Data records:
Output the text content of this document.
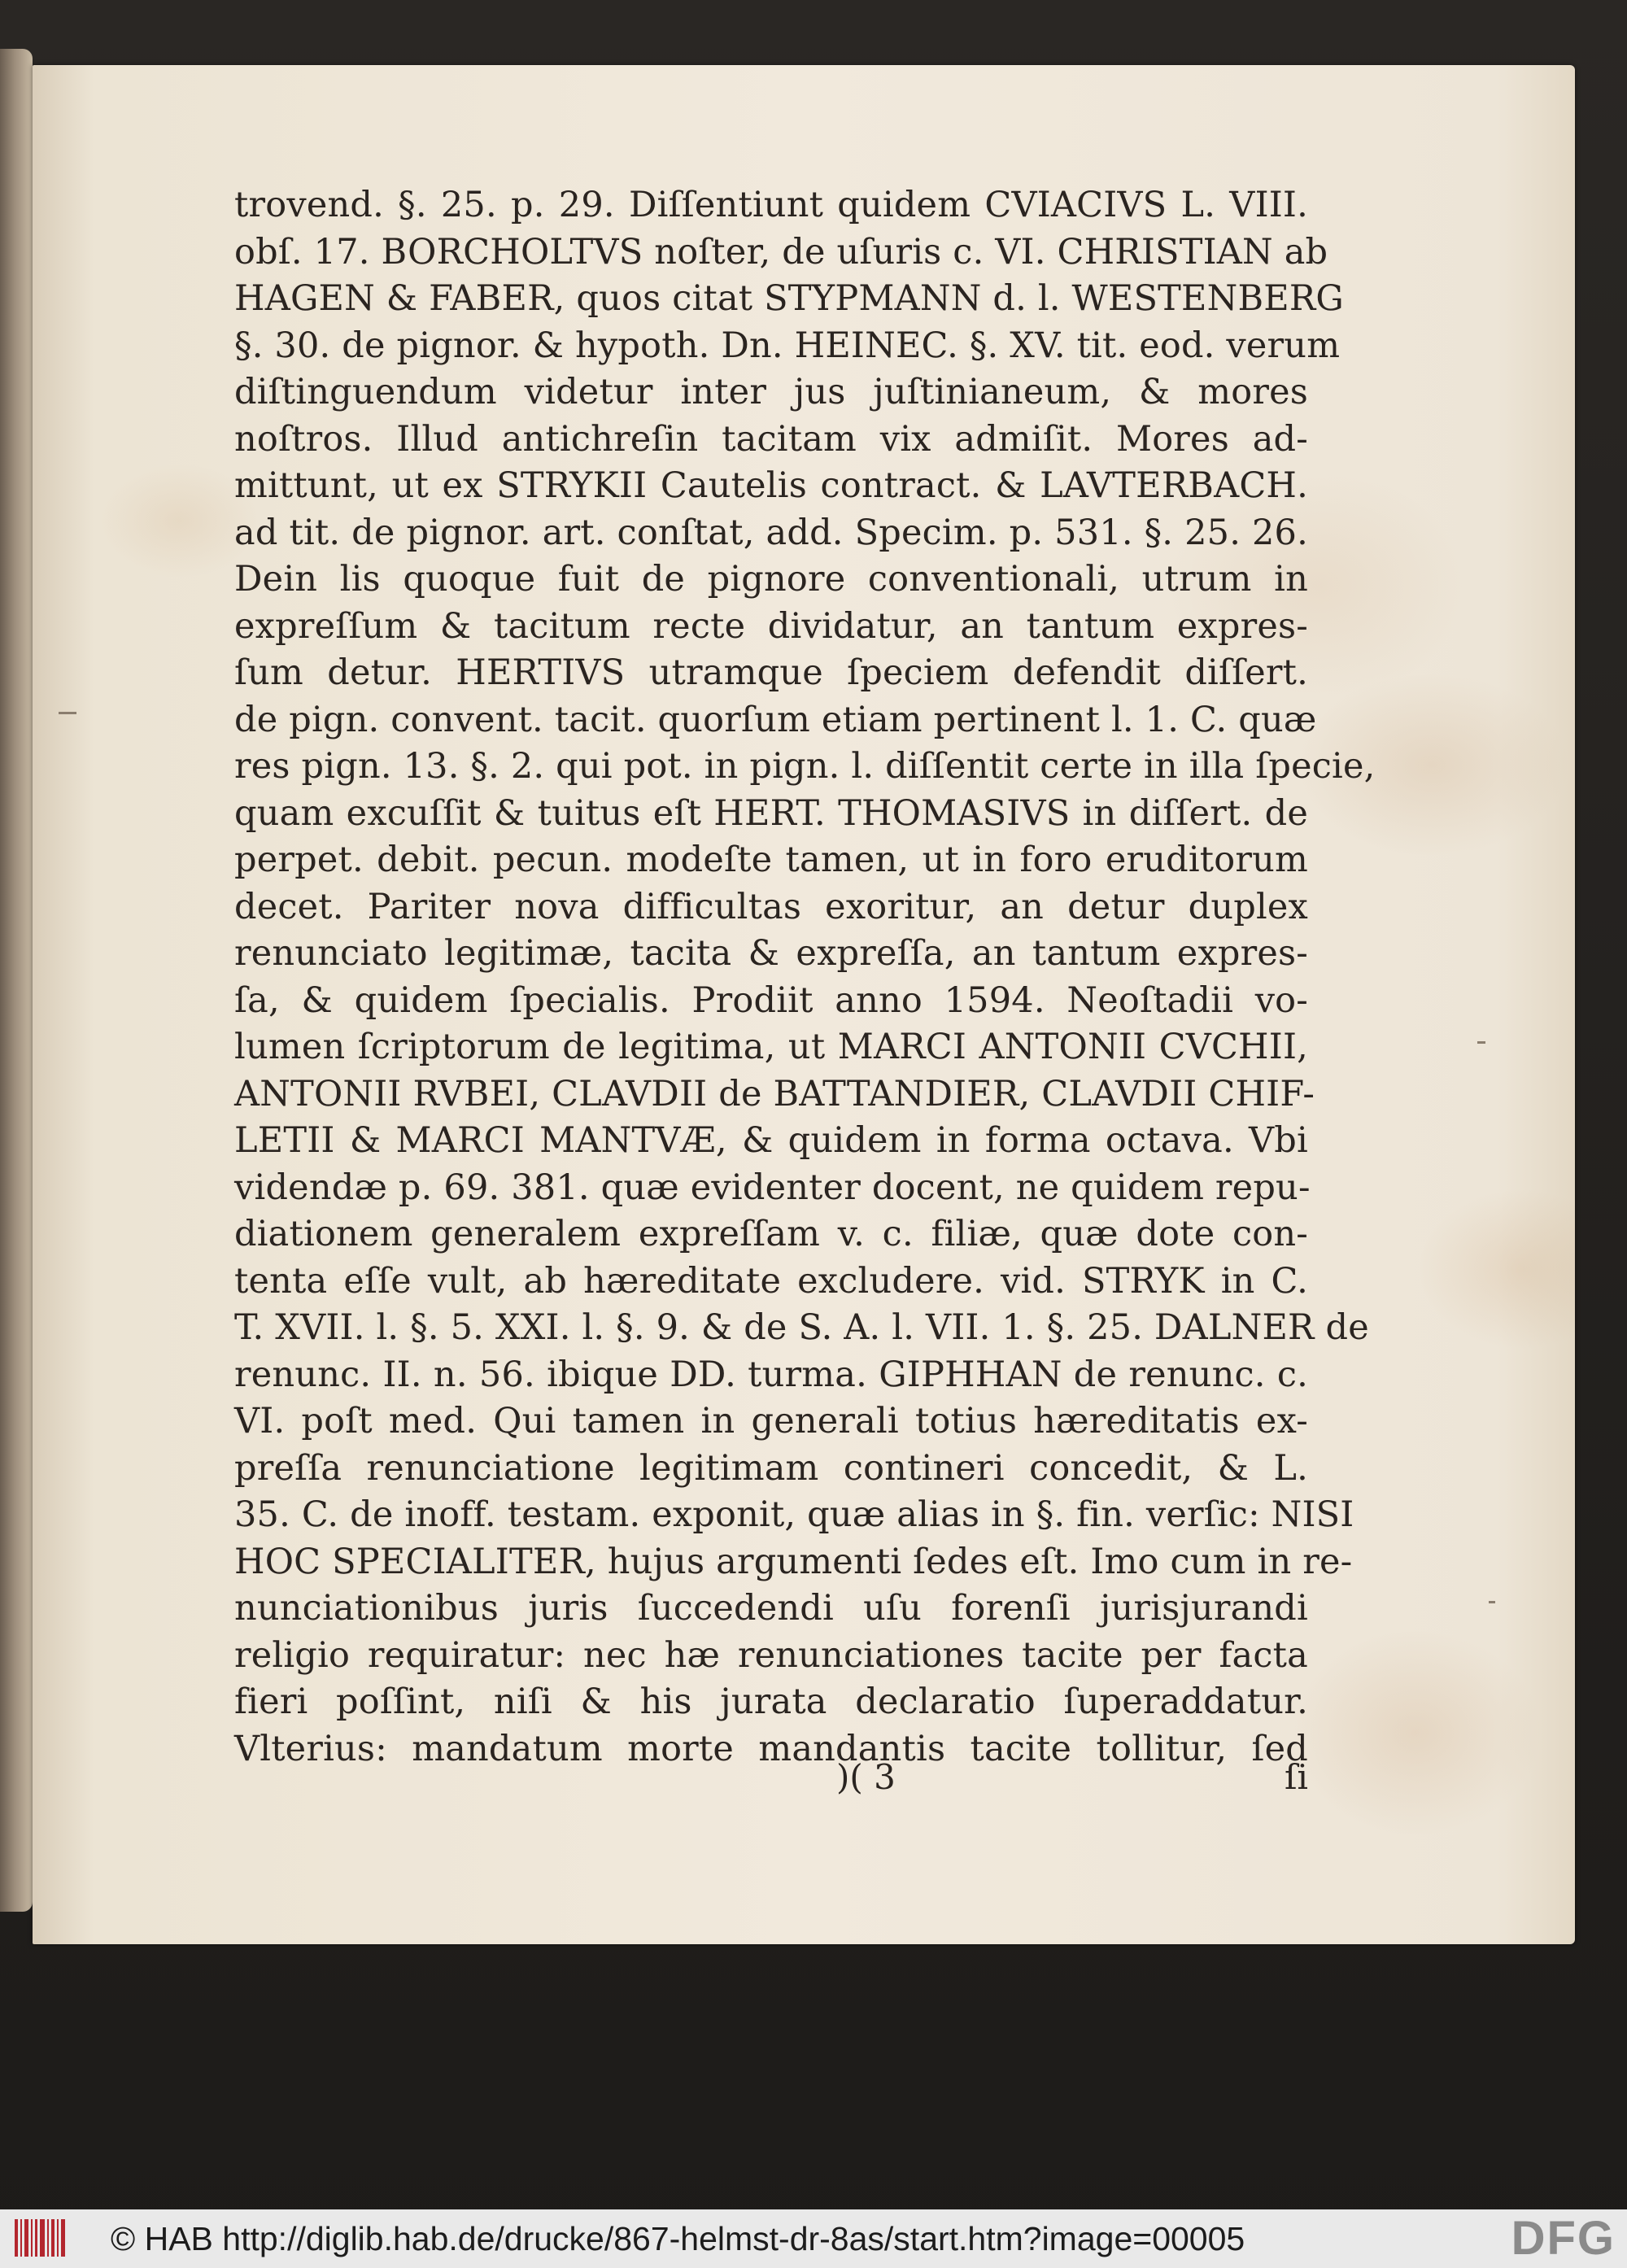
trovend. §. 25. p. 29. Diſſentiunt quidem CVIACIVS L. VIII.
obſ. 17. BORCHOLTVS noſter, de uſuris c. VI. CHRISTIAN ab
HAGEN & FABER, quos citat STYPMANN d. l. WESTENBERG
§. 30. de pignor. & hypoth. Dn. HEINEC. §. XV. tit. eod. verum
diſtinguendum videtur inter jus juſtinianeum, & mores
noſtros. Illud antichreſin tacitam vix admiſit. Mores ad-
mittunt, ut ex STRYKII Cautelis contract. & LAVTERBACH.
ad tit. de pignor. art. conſtat, add. Specim. p. 531. §. 25. 26.
Dein lis quoque fuit de pignore conventionali, utrum in
expreſſum & tacitum recte dividatur, an tantum expres-
ſum detur. HERTIVS utramque ſpeciem defendit diſſert.
de pign. convent. tacit. quorſum etiam pertinent l. 1. C. quæ
res pign. 13. §. 2. qui pot. in pign. l. diſſentit certe in illa ſpecie,
quam excuſſit & tuitus eſt HERT. THOMASIVS in diſſert. de
perpet. debit. pecun. modeſte tamen, ut in foro eruditorum
decet. Pariter nova difficultas exoritur, an detur duplex
renunciato legitimæ, tacita & expreſſa, an tantum expres-
ſa, & quidem ſpecialis. Prodiit anno 1594. Neoſtadii vo-
lumen ſcriptorum de legitima, ut MARCI ANTONII CVCHII,
ANTONII RVBEI, CLAVDII de BATTANDIER, CLAVDII CHIF-
LETII & MARCI MANTVÆ, & quidem in forma octava. Vbi
videndæ p. 69. 381. quæ evidenter docent, ne quidem repu-
diationem generalem expreſſam v. c. filiæ, quæ dote con-
tenta eſſe vult, ab hæreditate excludere. vid. STRYK in C.
T. XVII. l. §. 5. XXI. l. §. 9. & de S. A. l. VII. 1. §. 25. DALNER de
renunc. II. n. 56. ibique DD. turma. GIPHHAN de renunc. c.
VI. poſt med. Qui tamen in generali totius hæreditatis ex-
preſſa renunciatione legitimam contineri concedit, & L.
35. C. de inoff. testam. exponit, quæ alias in §. fin. verſic: NISI
HOC SPECIALITER, hujus argumenti ſedes eſt. Imo cum in re-
nunciationibus juris ſuccedendi uſu forenſi jurisjurandi
religio requiratur: nec hæ renunciationes tacite per facta
fieri poſſint, niſi & his jurata declaratio ſuperaddatur.
Vlterius: mandatum morte mandantis tacite tollitur, ſed
)( 3	ſi
© HAB http://diglib.hab.de/drucke/867-helmst-dr-8as/start.htm?image=00005	DFG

◆ Exercise ◆
In the entries above, how many lines contain the word "quidem"? Answer with the number only.

◆ Answer below ◆
4